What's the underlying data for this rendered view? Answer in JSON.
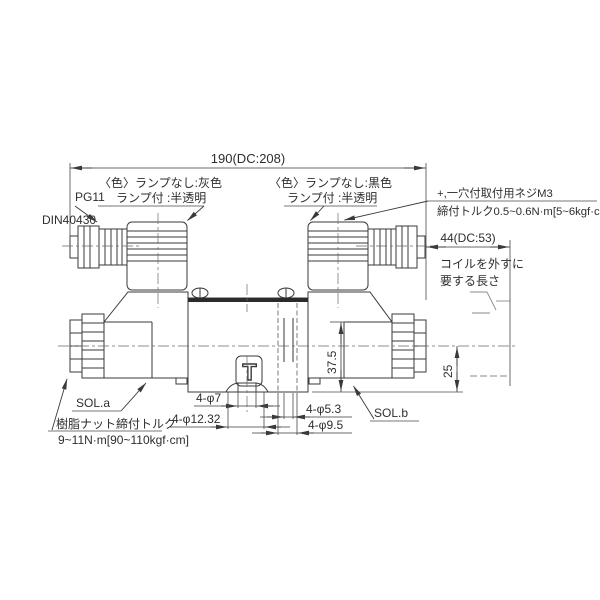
{
  "drawing": {
    "dim_width": "190(DC:208)",
    "dim_coil_removal": "44(DC:53)",
    "dim_height_top": "37.5",
    "dim_height_center": "25",
    "dim_phi7": "4-φ7",
    "dim_phi1232": "4-φ12.32",
    "dim_phi53": "4-φ5.3",
    "dim_phi95": "4-φ9.5",
    "gland_label_1": "PG11",
    "gland_label_2": "DIN40430",
    "color_a_line1": "〈色〉ランプなし:灰色",
    "color_a_line2": "ランプ付 :半透明",
    "color_b_line1": "〈色〉ランプなし:黒色",
    "color_b_line2": "ランプ付 :半透明",
    "m3_line1": "+,一穴付取付用ネジM3",
    "m3_line2": "締付トルク0.5~0.6N·m[5~6kgf·cm]",
    "coil_note_line1": "コイルを外すに",
    "coil_note_line2": "要する長さ",
    "sol_a": "SOL.a",
    "sol_b": "SOL.b",
    "nut_torque_line1": "樹脂ナット締付トルク",
    "nut_torque_line2": "9~11N·m[90~110kgf·cm]",
    "t_mark": "T",
    "line_color": "#3a3a3a",
    "background": "#ffffff"
  }
}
────────────────
## PROBLEM DESCRIPTION
Every entry above should be duplicated exactly. Do not include the images.

## EXERCISE RESULT
What's the underlying data for this rendered view? Answer in JSON.
{
  "drawing": {
    "dim_width": "190(DC:208)",
    "dim_coil_removal": "44(DC:53)",
    "dim_height_top": "37.5",
    "dim_height_center": "25",
    "dim_phi7": "4-φ7",
    "dim_phi1232": "4-φ12.32",
    "dim_phi53": "4-φ5.3",
    "dim_phi95": "4-φ9.5",
    "gland_label_1": "PG11",
    "gland_label_2": "DIN40430",
    "color_a_line1": "〈色〉ランプなし:灰色",
    "color_a_line2": "ランプ付 :半透明",
    "color_b_line1": "〈色〉ランプなし:黒色",
    "color_b_line2": "ランプ付 :半透明",
    "m3_line1": "+,一穴付取付用ネジM3",
    "m3_line2": "締付トルク0.5~0.6N·m[5~6kgf·cm]",
    "coil_note_line1": "コイルを外すに",
    "coil_note_line2": "要する長さ",
    "sol_a": "SOL.a",
    "sol_b": "SOL.b",
    "nut_torque_line1": "樹脂ナット締付トルク",
    "nut_torque_line2": "9~11N·m[90~110kgf·cm]",
    "t_mark": "T",
    "line_color": "#3a3a3a",
    "background": "#ffffff"
  }
}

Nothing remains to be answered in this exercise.